**SHORT PROBLEM:** Every line that contains the word "Disponible" should be copied out.

::::::::::

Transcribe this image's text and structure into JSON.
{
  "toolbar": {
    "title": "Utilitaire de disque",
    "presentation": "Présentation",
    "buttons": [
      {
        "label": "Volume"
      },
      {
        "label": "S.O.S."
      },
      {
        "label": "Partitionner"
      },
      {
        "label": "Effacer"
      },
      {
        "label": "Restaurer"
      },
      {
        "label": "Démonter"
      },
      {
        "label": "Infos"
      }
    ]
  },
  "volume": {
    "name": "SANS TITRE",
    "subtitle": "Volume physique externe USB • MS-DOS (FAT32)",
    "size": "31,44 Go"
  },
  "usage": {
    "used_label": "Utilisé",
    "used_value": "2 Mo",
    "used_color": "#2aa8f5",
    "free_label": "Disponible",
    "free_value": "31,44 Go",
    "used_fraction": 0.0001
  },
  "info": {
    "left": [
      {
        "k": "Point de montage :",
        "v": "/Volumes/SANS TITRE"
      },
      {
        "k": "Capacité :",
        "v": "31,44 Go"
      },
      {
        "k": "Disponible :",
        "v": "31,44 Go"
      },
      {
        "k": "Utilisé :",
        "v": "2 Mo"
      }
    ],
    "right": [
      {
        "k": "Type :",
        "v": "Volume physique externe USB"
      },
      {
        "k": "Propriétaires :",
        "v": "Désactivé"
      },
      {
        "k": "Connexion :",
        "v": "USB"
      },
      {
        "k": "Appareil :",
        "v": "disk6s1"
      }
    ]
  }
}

::::::::::

**RESPONSE TO THIS EXERCISE:**
    "free_label": "Disponible",
        "k": "Disponible :",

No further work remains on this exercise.